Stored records
>>>>>

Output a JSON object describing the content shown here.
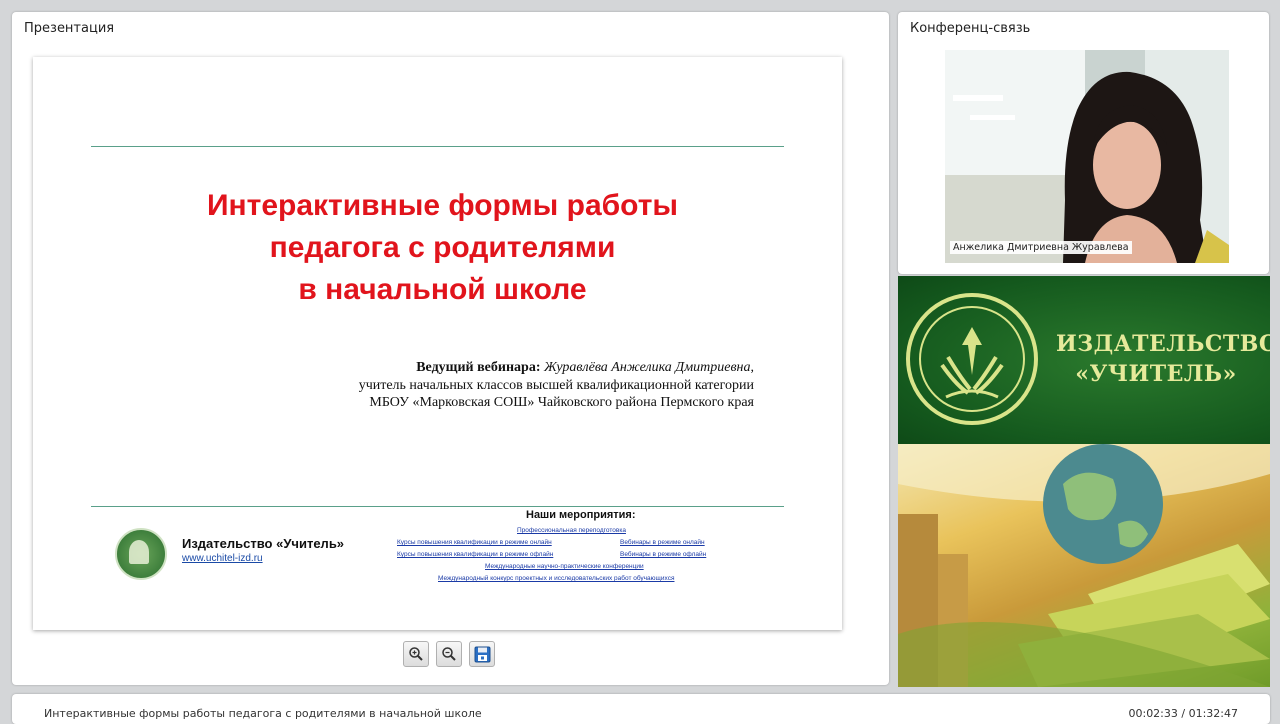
{
  "panels": {
    "presentation_title": "Презентация",
    "conference_title": "Конференц-связь"
  },
  "slide": {
    "title_lines": [
      "Интерактивные формы работы",
      "педагога с родителями",
      "в начальной школе"
    ],
    "host_label": "Ведущий вебинара:",
    "host_name": "Журавлёва Анжелика Дмитриевна",
    "host_line2": "учитель начальных классов высшей квалификационной категории",
    "host_line3": "МБОУ «Марковская СОШ» Чайковского района Пермского края",
    "publisher_name": "Издательство «Учитель»",
    "publisher_url": "www.uchitel-izd.ru",
    "events_title": "Наши мероприятия",
    "events": [
      "Профессиональная переподготовка",
      "Курсы повышения квалификации в режиме онлайн",
      "Вебинары в режиме онлайн",
      "Курсы повышения квалификации в режиме офлайн",
      "Вебинары в режиме офлайн",
      "Международные научно-практические конференции",
      "Международный конкурс проектных и исследовательских работ обучающихся"
    ]
  },
  "toolbar": {
    "zoom_in_icon": "zoom-in-icon",
    "zoom_out_icon": "zoom-out-icon",
    "save_icon": "save-icon"
  },
  "webcam": {
    "participant_name": "Анжелика Дмитриевна Журавлева"
  },
  "banner": {
    "line1": "ИЗДАТЕЛЬСТВО",
    "line2": "«УЧИТЕЛЬ»"
  },
  "footer": {
    "webinar_title": "Интерактивные формы работы педагога с родителями в начальной школе",
    "time": "00:02:33 / 01:32:47"
  },
  "colors": {
    "title_red": "#e1141c",
    "brand_green": "#155a1e",
    "banner_text": "#e6ea9b"
  }
}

<<<<<

Transcribe all the data word for word; the images stay out.

### EXERCISE RESPONSE
Output a JSON object describing the content shown here.
{
  "panels": {
    "presentation_title": "Презентация",
    "conference_title": "Конференц-связь"
  },
  "slide": {
    "title_lines": [
      "Интерактивные формы работы",
      "педагога с родителями",
      "в начальной школе"
    ],
    "host_label": "Ведущий вебинара:",
    "host_name": "Журавлёва Анжелика Дмитриевна",
    "host_line2": "учитель начальных классов высшей квалификационной категории",
    "host_line3": "МБОУ «Марковская СОШ» Чайковского района Пермского края",
    "publisher_name": "Издательство «Учитель»",
    "publisher_url": "www.uchitel-izd.ru",
    "events_title": "Наши мероприятия",
    "events": [
      "Профессиональная переподготовка",
      "Курсы повышения квалификации в режиме онлайн",
      "Вебинары в режиме онлайн",
      "Курсы повышения квалификации в режиме офлайн",
      "Вебинары в режиме офлайн",
      "Международные научно-практические конференции",
      "Международный конкурс проектных и исследовательских работ обучающихся"
    ]
  },
  "toolbar": {
    "zoom_in_icon": "zoom-in-icon",
    "zoom_out_icon": "zoom-out-icon",
    "save_icon": "save-icon"
  },
  "webcam": {
    "participant_name": "Анжелика Дмитриевна Журавлева"
  },
  "banner": {
    "line1": "ИЗДАТЕЛЬСТВО",
    "line2": "«УЧИТЕЛЬ»"
  },
  "footer": {
    "webinar_title": "Интерактивные формы работы педагога с родителями в начальной школе",
    "time": "00:02:33 / 01:32:47"
  },
  "colors": {
    "title_red": "#e1141c",
    "brand_green": "#155a1e",
    "banner_text": "#e6ea9b"
  }
}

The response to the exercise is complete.